▸ **TASK**:
Everything in the data should be repeated exactly, save for the images.

····················

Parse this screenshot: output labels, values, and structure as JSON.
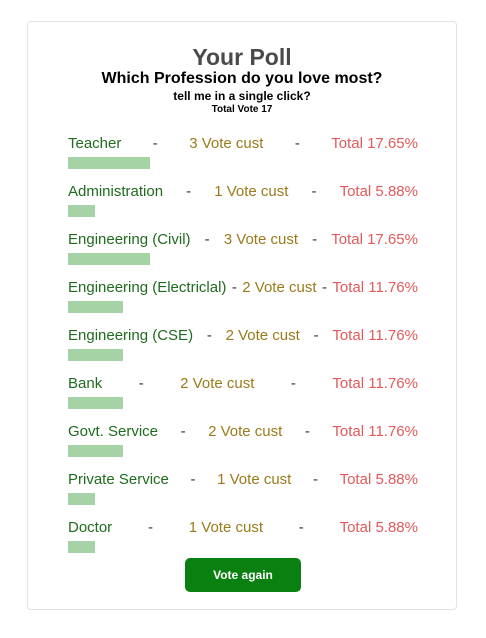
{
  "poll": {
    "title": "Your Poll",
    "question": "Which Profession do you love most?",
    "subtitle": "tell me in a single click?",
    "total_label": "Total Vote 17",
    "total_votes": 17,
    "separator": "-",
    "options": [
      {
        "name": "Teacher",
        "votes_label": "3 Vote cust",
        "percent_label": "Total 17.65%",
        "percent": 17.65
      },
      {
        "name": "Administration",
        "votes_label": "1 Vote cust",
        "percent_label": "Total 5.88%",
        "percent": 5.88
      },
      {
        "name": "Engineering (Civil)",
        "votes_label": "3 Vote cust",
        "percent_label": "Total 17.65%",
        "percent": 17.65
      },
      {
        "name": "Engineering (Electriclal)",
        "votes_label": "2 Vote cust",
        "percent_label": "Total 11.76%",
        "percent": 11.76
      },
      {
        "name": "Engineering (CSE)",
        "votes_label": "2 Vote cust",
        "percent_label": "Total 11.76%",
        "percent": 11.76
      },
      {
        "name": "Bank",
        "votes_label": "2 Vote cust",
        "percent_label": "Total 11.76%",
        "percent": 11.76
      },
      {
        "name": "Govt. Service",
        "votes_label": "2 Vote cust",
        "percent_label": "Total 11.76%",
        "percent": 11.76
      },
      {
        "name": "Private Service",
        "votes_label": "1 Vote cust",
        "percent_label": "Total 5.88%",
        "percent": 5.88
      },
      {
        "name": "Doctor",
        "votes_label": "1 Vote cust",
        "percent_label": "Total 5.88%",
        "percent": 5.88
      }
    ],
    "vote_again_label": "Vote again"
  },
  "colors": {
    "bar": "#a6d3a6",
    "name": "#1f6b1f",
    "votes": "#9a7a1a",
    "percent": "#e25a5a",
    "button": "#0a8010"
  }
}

····················

▸ **FINAL RESULT**:
Parse this screenshot: output labels, values, and structure as JSON.
{
  "poll": {
    "title": "Your Poll",
    "question": "Which Profession do you love most?",
    "subtitle": "tell me in a single click?",
    "total_label": "Total Vote 17",
    "total_votes": 17,
    "separator": "-",
    "options": [
      {
        "name": "Teacher",
        "votes_label": "3 Vote cust",
        "percent_label": "Total 17.65%",
        "percent": 17.65
      },
      {
        "name": "Administration",
        "votes_label": "1 Vote cust",
        "percent_label": "Total 5.88%",
        "percent": 5.88
      },
      {
        "name": "Engineering (Civil)",
        "votes_label": "3 Vote cust",
        "percent_label": "Total 17.65%",
        "percent": 17.65
      },
      {
        "name": "Engineering (Electriclal)",
        "votes_label": "2 Vote cust",
        "percent_label": "Total 11.76%",
        "percent": 11.76
      },
      {
        "name": "Engineering (CSE)",
        "votes_label": "2 Vote cust",
        "percent_label": "Total 11.76%",
        "percent": 11.76
      },
      {
        "name": "Bank",
        "votes_label": "2 Vote cust",
        "percent_label": "Total 11.76%",
        "percent": 11.76
      },
      {
        "name": "Govt. Service",
        "votes_label": "2 Vote cust",
        "percent_label": "Total 11.76%",
        "percent": 11.76
      },
      {
        "name": "Private Service",
        "votes_label": "1 Vote cust",
        "percent_label": "Total 5.88%",
        "percent": 5.88
      },
      {
        "name": "Doctor",
        "votes_label": "1 Vote cust",
        "percent_label": "Total 5.88%",
        "percent": 5.88
      }
    ],
    "vote_again_label": "Vote again"
  },
  "colors": {
    "bar": "#a6d3a6",
    "name": "#1f6b1f",
    "votes": "#9a7a1a",
    "percent": "#e25a5a",
    "button": "#0a8010"
  }
}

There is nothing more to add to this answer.